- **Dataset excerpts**
--- Start ---
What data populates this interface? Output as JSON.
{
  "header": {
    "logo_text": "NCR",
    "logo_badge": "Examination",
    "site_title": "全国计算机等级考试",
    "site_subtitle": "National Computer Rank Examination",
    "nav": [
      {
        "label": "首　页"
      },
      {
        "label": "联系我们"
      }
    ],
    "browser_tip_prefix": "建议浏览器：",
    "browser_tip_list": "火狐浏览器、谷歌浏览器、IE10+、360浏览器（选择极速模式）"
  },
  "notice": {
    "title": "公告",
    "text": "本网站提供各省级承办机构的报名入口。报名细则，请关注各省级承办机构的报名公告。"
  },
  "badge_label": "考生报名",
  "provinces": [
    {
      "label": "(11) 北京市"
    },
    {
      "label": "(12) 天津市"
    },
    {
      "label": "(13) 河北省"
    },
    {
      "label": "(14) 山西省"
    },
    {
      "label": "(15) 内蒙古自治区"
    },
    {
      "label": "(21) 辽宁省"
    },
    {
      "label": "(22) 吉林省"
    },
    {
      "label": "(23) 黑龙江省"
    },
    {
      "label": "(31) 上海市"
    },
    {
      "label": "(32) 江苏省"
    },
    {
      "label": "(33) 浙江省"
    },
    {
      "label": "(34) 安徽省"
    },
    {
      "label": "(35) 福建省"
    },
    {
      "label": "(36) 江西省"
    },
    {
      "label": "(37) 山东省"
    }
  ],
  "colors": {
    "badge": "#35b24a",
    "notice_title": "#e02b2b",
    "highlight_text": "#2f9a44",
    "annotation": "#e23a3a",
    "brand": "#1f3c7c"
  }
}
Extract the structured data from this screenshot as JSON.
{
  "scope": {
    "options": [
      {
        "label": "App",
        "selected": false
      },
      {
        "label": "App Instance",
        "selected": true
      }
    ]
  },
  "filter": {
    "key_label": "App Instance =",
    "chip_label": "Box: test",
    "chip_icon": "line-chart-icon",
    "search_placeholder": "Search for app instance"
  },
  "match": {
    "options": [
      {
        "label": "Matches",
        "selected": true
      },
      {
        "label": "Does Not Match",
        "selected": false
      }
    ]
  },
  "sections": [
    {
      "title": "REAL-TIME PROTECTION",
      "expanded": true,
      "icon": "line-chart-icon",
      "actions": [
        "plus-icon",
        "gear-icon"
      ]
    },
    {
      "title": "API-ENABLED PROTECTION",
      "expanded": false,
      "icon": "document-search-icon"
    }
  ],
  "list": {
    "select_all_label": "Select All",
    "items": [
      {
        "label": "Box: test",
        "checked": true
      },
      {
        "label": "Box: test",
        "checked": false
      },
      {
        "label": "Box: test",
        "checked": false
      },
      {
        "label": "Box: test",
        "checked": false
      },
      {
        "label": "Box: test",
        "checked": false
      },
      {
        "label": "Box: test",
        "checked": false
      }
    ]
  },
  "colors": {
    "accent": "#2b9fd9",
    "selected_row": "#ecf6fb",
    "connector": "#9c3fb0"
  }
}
--- End ---
- **Required work**
For each line of the listing that holds the word "Examination", show that line.

- **Solution to this problem**
    "logo_badge": "Examination",
    "site_subtitle": "National Computer Rank Examination",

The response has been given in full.